**Task description:** Count how many lines in the data records below contain the string "tick", and reply with only that number.

**Data records:**
____________

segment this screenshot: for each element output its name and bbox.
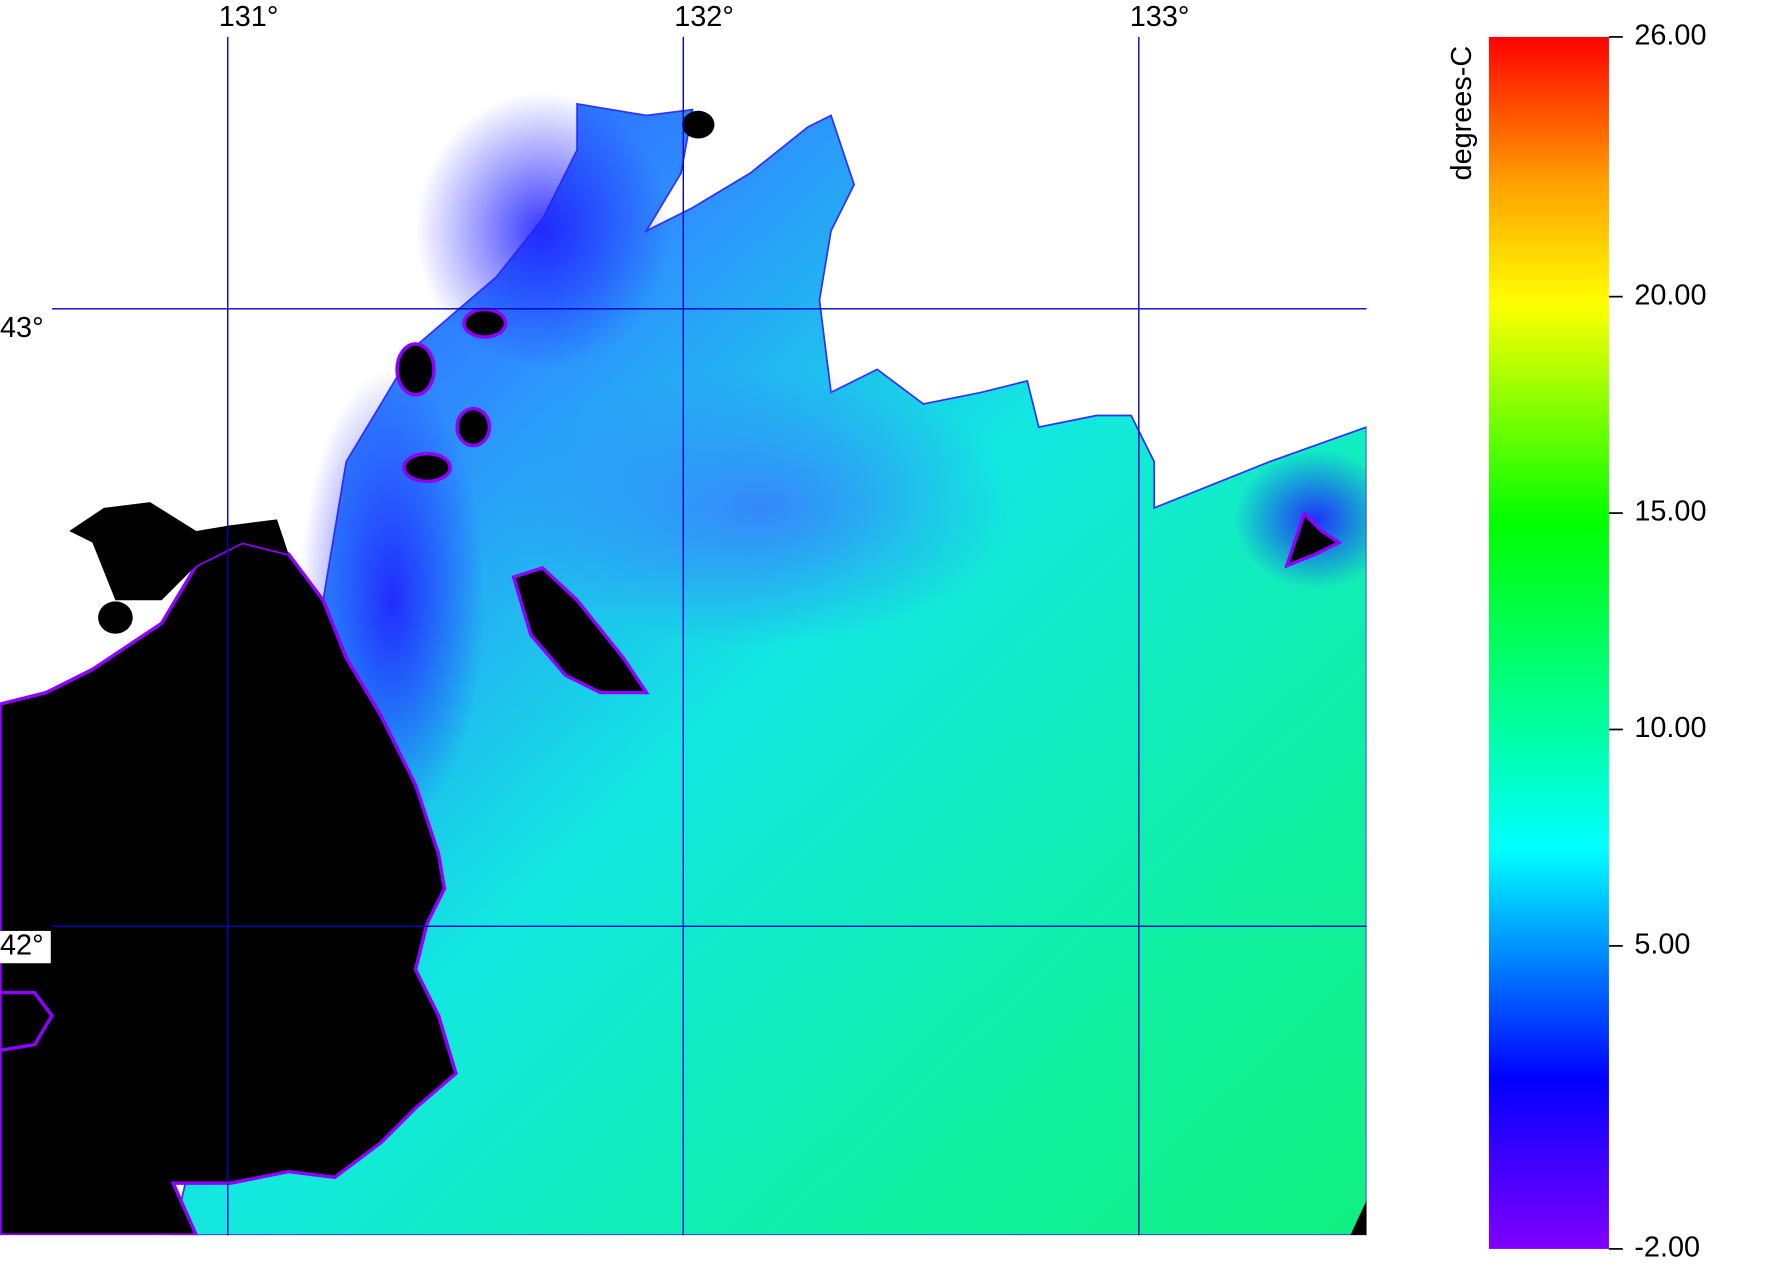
land	[1350, 1200, 1367, 1236]
island	[402, 451, 452, 484]
island	[682, 110, 715, 139]
colorbar-tick-label: 20.00	[1634, 279, 1706, 311]
island	[511, 565, 650, 695]
label-background	[0, 930, 51, 964]
colorbar-tick-label: 5.00	[1634, 929, 1690, 961]
colorbar-tick-label: 15.00	[1634, 496, 1706, 528]
cold-coastal-water	[415, 92, 670, 370]
colorbar-tick-label: 10.00	[1634, 712, 1706, 744]
island	[1284, 510, 1343, 569]
land	[69, 502, 289, 601]
cold-patch	[507, 369, 1016, 647]
island	[395, 342, 436, 397]
label-background	[0, 313, 51, 346]
colorbar-tick-label: -2.00	[1634, 1232, 1700, 1264]
graticule	[51, 36, 1367, 1236]
latitude-label: 43°	[0, 312, 44, 344]
longitude-label: 132°	[674, 1, 734, 33]
colorbar	[1488, 36, 1609, 1249]
cold-coastal-water	[1235, 450, 1367, 589]
longitude-label: 131°	[219, 1, 279, 33]
island	[462, 307, 508, 339]
island	[455, 406, 492, 448]
colorbar-label: degrees-C	[1446, 46, 1478, 181]
colorbar-tick-label: 26.00	[1634, 20, 1706, 52]
latitude-label: 42°	[0, 930, 44, 962]
map-area	[0, 92, 1367, 1236]
island	[98, 601, 133, 634]
longitude-label: 133°	[1130, 1, 1190, 33]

____________

**Final result:** 6